- [Goal]:
Output the material beneath this task exactly, images excluded.

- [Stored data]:
*****

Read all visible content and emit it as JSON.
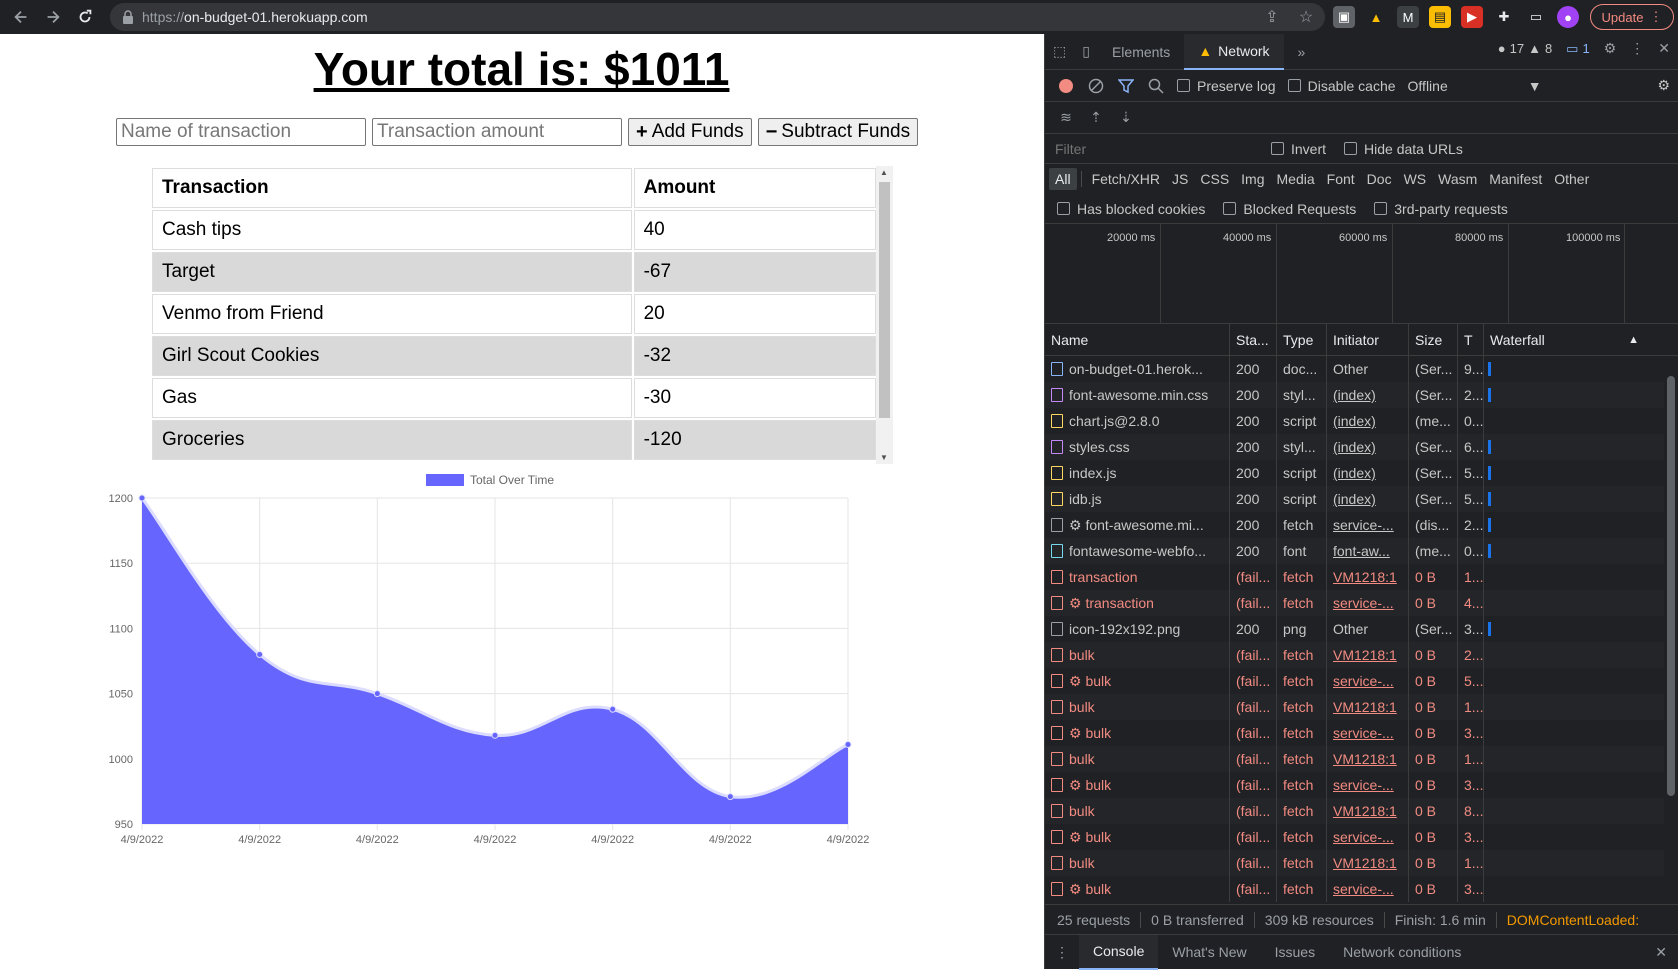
{
  "browser": {
    "url_scheme": "https://",
    "url_host": "on-budget-01.herokuapp.com",
    "update_label": "Update"
  },
  "page": {
    "total_text": "Your total is: $1011",
    "name_placeholder": "Name of transaction",
    "amount_placeholder": "Transaction amount",
    "add_label": "Add Funds",
    "subtract_label": "Subtract Funds",
    "table": {
      "headers": [
        "Transaction",
        "Amount"
      ],
      "rows": [
        [
          "Cash tips",
          "40"
        ],
        [
          "Target",
          "-67"
        ],
        [
          "Venmo from Friend",
          "20"
        ],
        [
          "Girl Scout Cookies",
          "-32"
        ],
        [
          "Gas",
          "-30"
        ],
        [
          "Groceries",
          "-120"
        ]
      ]
    }
  },
  "chart_data": {
    "type": "area",
    "legend": "Total Over Time",
    "legend_position": "top",
    "color": "#6666ff",
    "x": [
      "4/9/2022",
      "4/9/2022",
      "4/9/2022",
      "4/9/2022",
      "4/9/2022",
      "4/9/2022",
      "4/9/2022"
    ],
    "values": [
      1200,
      1080,
      1050,
      1018,
      1038,
      971,
      1011
    ],
    "ylim": [
      950,
      1200
    ],
    "yticks": [
      950,
      1000,
      1050,
      1100,
      1150,
      1200
    ],
    "grid": true
  },
  "devtools": {
    "tabs": [
      "Elements",
      "Network"
    ],
    "active_tab": "Network",
    "badges": {
      "errors": "17",
      "warnings": "8",
      "messages": "1"
    },
    "toolbar": {
      "preserve_log": "Preserve log",
      "disable_cache": "Disable cache",
      "throttle": "Offline"
    },
    "filter_placeholder": "Filter",
    "invert": "Invert",
    "hide_data_urls": "Hide data URLs",
    "types": [
      "All",
      "Fetch/XHR",
      "JS",
      "CSS",
      "Img",
      "Media",
      "Font",
      "Doc",
      "WS",
      "Wasm",
      "Manifest",
      "Other"
    ],
    "blocked": [
      "Has blocked cookies",
      "Blocked Requests",
      "3rd-party requests"
    ],
    "overview_labels": [
      "20000 ms",
      "40000 ms",
      "60000 ms",
      "80000 ms",
      "100000 ms"
    ],
    "columns": [
      "Name",
      "Sta...",
      "Type",
      "Initiator",
      "Size",
      "T",
      "Waterfall"
    ],
    "requests": [
      {
        "name": "on-budget-01.herok...",
        "status": "200",
        "type": "doc...",
        "initiator": "Other",
        "size": "(Ser...",
        "time": "9...",
        "fail": false,
        "link": false,
        "icon": "doc",
        "bar": true
      },
      {
        "name": "font-awesome.min.css",
        "status": "200",
        "type": "styl...",
        "initiator": "(index)",
        "size": "(Ser...",
        "time": "2...",
        "fail": false,
        "link": true,
        "icon": "css",
        "bar": true
      },
      {
        "name": "chart.js@2.8.0",
        "status": "200",
        "type": "script",
        "initiator": "(index)",
        "size": "(me...",
        "time": "0...",
        "fail": false,
        "link": true,
        "icon": "js",
        "bar": false
      },
      {
        "name": "styles.css",
        "status": "200",
        "type": "styl...",
        "initiator": "(index)",
        "size": "(Ser...",
        "time": "6...",
        "fail": false,
        "link": true,
        "icon": "css",
        "bar": true
      },
      {
        "name": "index.js",
        "status": "200",
        "type": "script",
        "initiator": "(index)",
        "size": "(Ser...",
        "time": "5...",
        "fail": false,
        "link": true,
        "icon": "js",
        "bar": true
      },
      {
        "name": "idb.js",
        "status": "200",
        "type": "script",
        "initiator": "(index)",
        "size": "(Ser...",
        "time": "5...",
        "fail": false,
        "link": true,
        "icon": "js",
        "bar": true
      },
      {
        "name": "⚙ font-awesome.mi...",
        "status": "200",
        "type": "fetch",
        "initiator": "service-...",
        "size": "(dis...",
        "time": "2...",
        "fail": false,
        "link": true,
        "icon": "blank",
        "bar": true
      },
      {
        "name": "fontawesome-webfo...",
        "status": "200",
        "type": "font",
        "initiator": "font-aw...",
        "size": "(me...",
        "time": "0...",
        "fail": false,
        "link": true,
        "icon": "font",
        "bar": true
      },
      {
        "name": "transaction",
        "status": "(fail...",
        "type": "fetch",
        "initiator": "VM1218:1",
        "size": "0 B",
        "time": "1...",
        "fail": true,
        "link": true,
        "icon": "fail",
        "bar": false
      },
      {
        "name": "⚙ transaction",
        "status": "(fail...",
        "type": "fetch",
        "initiator": "service-...",
        "size": "0 B",
        "time": "4...",
        "fail": true,
        "link": true,
        "icon": "fail",
        "bar": false
      },
      {
        "name": "icon-192x192.png",
        "status": "200",
        "type": "png",
        "initiator": "Other",
        "size": "(Ser...",
        "time": "3...",
        "fail": false,
        "link": false,
        "icon": "blank",
        "bar": true
      },
      {
        "name": "bulk",
        "status": "(fail...",
        "type": "fetch",
        "initiator": "VM1218:1",
        "size": "0 B",
        "time": "2...",
        "fail": true,
        "link": true,
        "icon": "fail",
        "bar": false
      },
      {
        "name": "⚙ bulk",
        "status": "(fail...",
        "type": "fetch",
        "initiator": "service-...",
        "size": "0 B",
        "time": "5...",
        "fail": true,
        "link": true,
        "icon": "fail",
        "bar": false
      },
      {
        "name": "bulk",
        "status": "(fail...",
        "type": "fetch",
        "initiator": "VM1218:1",
        "size": "0 B",
        "time": "1...",
        "fail": true,
        "link": true,
        "icon": "fail",
        "bar": false
      },
      {
        "name": "⚙ bulk",
        "status": "(fail...",
        "type": "fetch",
        "initiator": "service-...",
        "size": "0 B",
        "time": "3...",
        "fail": true,
        "link": true,
        "icon": "fail",
        "bar": false
      },
      {
        "name": "bulk",
        "status": "(fail...",
        "type": "fetch",
        "initiator": "VM1218:1",
        "size": "0 B",
        "time": "1...",
        "fail": true,
        "link": true,
        "icon": "fail",
        "bar": false
      },
      {
        "name": "⚙ bulk",
        "status": "(fail...",
        "type": "fetch",
        "initiator": "service-...",
        "size": "0 B",
        "time": "3...",
        "fail": true,
        "link": true,
        "icon": "fail",
        "bar": false
      },
      {
        "name": "bulk",
        "status": "(fail...",
        "type": "fetch",
        "initiator": "VM1218:1",
        "size": "0 B",
        "time": "8...",
        "fail": true,
        "link": true,
        "icon": "fail",
        "bar": false
      },
      {
        "name": "⚙ bulk",
        "status": "(fail...",
        "type": "fetch",
        "initiator": "service-...",
        "size": "0 B",
        "time": "3...",
        "fail": true,
        "link": true,
        "icon": "fail",
        "bar": false
      },
      {
        "name": "bulk",
        "status": "(fail...",
        "type": "fetch",
        "initiator": "VM1218:1",
        "size": "0 B",
        "time": "1...",
        "fail": true,
        "link": true,
        "icon": "fail",
        "bar": false
      },
      {
        "name": "⚙ bulk",
        "status": "(fail...",
        "type": "fetch",
        "initiator": "service-...",
        "size": "0 B",
        "time": "3...",
        "fail": true,
        "link": true,
        "icon": "fail",
        "bar": false
      }
    ],
    "summary": {
      "requests": "25 requests",
      "transferred": "0 B transferred",
      "resources": "309 kB resources",
      "finish": "Finish: 1.6 min",
      "dom": "DOMContentLoaded:"
    },
    "drawer_tabs": [
      "Console",
      "What's New",
      "Issues",
      "Network conditions"
    ],
    "colors": {
      "fail": "#f28b82",
      "accent": "#8ab4f8",
      "bar": "#1a73e8"
    }
  }
}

*****

- [Response]:
Read all visible content and emit it as JSON.
{
  "browser": {
    "url_scheme": "https://",
    "url_host": "on-budget-01.herokuapp.com",
    "update_label": "Update"
  },
  "page": {
    "total_text": "Your total is: $1011",
    "name_placeholder": "Name of transaction",
    "amount_placeholder": "Transaction amount",
    "add_label": "Add Funds",
    "subtract_label": "Subtract Funds",
    "table": {
      "headers": [
        "Transaction",
        "Amount"
      ],
      "rows": [
        [
          "Cash tips",
          "40"
        ],
        [
          "Target",
          "-67"
        ],
        [
          "Venmo from Friend",
          "20"
        ],
        [
          "Girl Scout Cookies",
          "-32"
        ],
        [
          "Gas",
          "-30"
        ],
        [
          "Groceries",
          "-120"
        ]
      ]
    }
  },
  "chart_data": {
    "type": "area",
    "legend": "Total Over Time",
    "legend_position": "top",
    "color": "#6666ff",
    "x": [
      "4/9/2022",
      "4/9/2022",
      "4/9/2022",
      "4/9/2022",
      "4/9/2022",
      "4/9/2022",
      "4/9/2022"
    ],
    "values": [
      1200,
      1080,
      1050,
      1018,
      1038,
      971,
      1011
    ],
    "ylim": [
      950,
      1200
    ],
    "yticks": [
      950,
      1000,
      1050,
      1100,
      1150,
      1200
    ],
    "grid": true
  },
  "devtools": {
    "tabs": [
      "Elements",
      "Network"
    ],
    "active_tab": "Network",
    "badges": {
      "errors": "17",
      "warnings": "8",
      "messages": "1"
    },
    "toolbar": {
      "preserve_log": "Preserve log",
      "disable_cache": "Disable cache",
      "throttle": "Offline"
    },
    "filter_placeholder": "Filter",
    "invert": "Invert",
    "hide_data_urls": "Hide data URLs",
    "types": [
      "All",
      "Fetch/XHR",
      "JS",
      "CSS",
      "Img",
      "Media",
      "Font",
      "Doc",
      "WS",
      "Wasm",
      "Manifest",
      "Other"
    ],
    "blocked": [
      "Has blocked cookies",
      "Blocked Requests",
      "3rd-party requests"
    ],
    "overview_labels": [
      "20000 ms",
      "40000 ms",
      "60000 ms",
      "80000 ms",
      "100000 ms"
    ],
    "columns": [
      "Name",
      "Sta...",
      "Type",
      "Initiator",
      "Size",
      "T",
      "Waterfall"
    ],
    "requests": [
      {
        "name": "on-budget-01.herok...",
        "status": "200",
        "type": "doc...",
        "initiator": "Other",
        "size": "(Ser...",
        "time": "9...",
        "fail": false,
        "link": false,
        "icon": "doc",
        "bar": true
      },
      {
        "name": "font-awesome.min.css",
        "status": "200",
        "type": "styl...",
        "initiator": "(index)",
        "size": "(Ser...",
        "time": "2...",
        "fail": false,
        "link": true,
        "icon": "css",
        "bar": true
      },
      {
        "name": "chart.js@2.8.0",
        "status": "200",
        "type": "script",
        "initiator": "(index)",
        "size": "(me...",
        "time": "0...",
        "fail": false,
        "link": true,
        "icon": "js",
        "bar": false
      },
      {
        "name": "styles.css",
        "status": "200",
        "type": "styl...",
        "initiator": "(index)",
        "size": "(Ser...",
        "time": "6...",
        "fail": false,
        "link": true,
        "icon": "css",
        "bar": true
      },
      {
        "name": "index.js",
        "status": "200",
        "type": "script",
        "initiator": "(index)",
        "size": "(Ser...",
        "time": "5...",
        "fail": false,
        "link": true,
        "icon": "js",
        "bar": true
      },
      {
        "name": "idb.js",
        "status": "200",
        "type": "script",
        "initiator": "(index)",
        "size": "(Ser...",
        "time": "5...",
        "fail": false,
        "link": true,
        "icon": "js",
        "bar": true
      },
      {
        "name": "⚙ font-awesome.mi...",
        "status": "200",
        "type": "fetch",
        "initiator": "service-...",
        "size": "(dis...",
        "time": "2...",
        "fail": false,
        "link": true,
        "icon": "blank",
        "bar": true
      },
      {
        "name": "fontawesome-webfo...",
        "status": "200",
        "type": "font",
        "initiator": "font-aw...",
        "size": "(me...",
        "time": "0...",
        "fail": false,
        "link": true,
        "icon": "font",
        "bar": true
      },
      {
        "name": "transaction",
        "status": "(fail...",
        "type": "fetch",
        "initiator": "VM1218:1",
        "size": "0 B",
        "time": "1...",
        "fail": true,
        "link": true,
        "icon": "fail",
        "bar": false
      },
      {
        "name": "⚙ transaction",
        "status": "(fail...",
        "type": "fetch",
        "initiator": "service-...",
        "size": "0 B",
        "time": "4...",
        "fail": true,
        "link": true,
        "icon": "fail",
        "bar": false
      },
      {
        "name": "icon-192x192.png",
        "status": "200",
        "type": "png",
        "initiator": "Other",
        "size": "(Ser...",
        "time": "3...",
        "fail": false,
        "link": false,
        "icon": "blank",
        "bar": true
      },
      {
        "name": "bulk",
        "status": "(fail...",
        "type": "fetch",
        "initiator": "VM1218:1",
        "size": "0 B",
        "time": "2...",
        "fail": true,
        "link": true,
        "icon": "fail",
        "bar": false
      },
      {
        "name": "⚙ bulk",
        "status": "(fail...",
        "type": "fetch",
        "initiator": "service-...",
        "size": "0 B",
        "time": "5...",
        "fail": true,
        "link": true,
        "icon": "fail",
        "bar": false
      },
      {
        "name": "bulk",
        "status": "(fail...",
        "type": "fetch",
        "initiator": "VM1218:1",
        "size": "0 B",
        "time": "1...",
        "fail": true,
        "link": true,
        "icon": "fail",
        "bar": false
      },
      {
        "name": "⚙ bulk",
        "status": "(fail...",
        "type": "fetch",
        "initiator": "service-...",
        "size": "0 B",
        "time": "3...",
        "fail": true,
        "link": true,
        "icon": "fail",
        "bar": false
      },
      {
        "name": "bulk",
        "status": "(fail...",
        "type": "fetch",
        "initiator": "VM1218:1",
        "size": "0 B",
        "time": "1...",
        "fail": true,
        "link": true,
        "icon": "fail",
        "bar": false
      },
      {
        "name": "⚙ bulk",
        "status": "(fail...",
        "type": "fetch",
        "initiator": "service-...",
        "size": "0 B",
        "time": "3...",
        "fail": true,
        "link": true,
        "icon": "fail",
        "bar": false
      },
      {
        "name": "bulk",
        "status": "(fail...",
        "type": "fetch",
        "initiator": "VM1218:1",
        "size": "0 B",
        "time": "8...",
        "fail": true,
        "link": true,
        "icon": "fail",
        "bar": false
      },
      {
        "name": "⚙ bulk",
        "status": "(fail...",
        "type": "fetch",
        "initiator": "service-...",
        "size": "0 B",
        "time": "3...",
        "fail": true,
        "link": true,
        "icon": "fail",
        "bar": false
      },
      {
        "name": "bulk",
        "status": "(fail...",
        "type": "fetch",
        "initiator": "VM1218:1",
        "size": "0 B",
        "time": "1...",
        "fail": true,
        "link": true,
        "icon": "fail",
        "bar": false
      },
      {
        "name": "⚙ bulk",
        "status": "(fail...",
        "type": "fetch",
        "initiator": "service-...",
        "size": "0 B",
        "time": "3...",
        "fail": true,
        "link": true,
        "icon": "fail",
        "bar": false
      }
    ],
    "summary": {
      "requests": "25 requests",
      "transferred": "0 B transferred",
      "resources": "309 kB resources",
      "finish": "Finish: 1.6 min",
      "dom": "DOMContentLoaded:"
    },
    "drawer_tabs": [
      "Console",
      "What's New",
      "Issues",
      "Network conditions"
    ],
    "colors": {
      "fail": "#f28b82",
      "accent": "#8ab4f8",
      "bar": "#1a73e8"
    }
  }
}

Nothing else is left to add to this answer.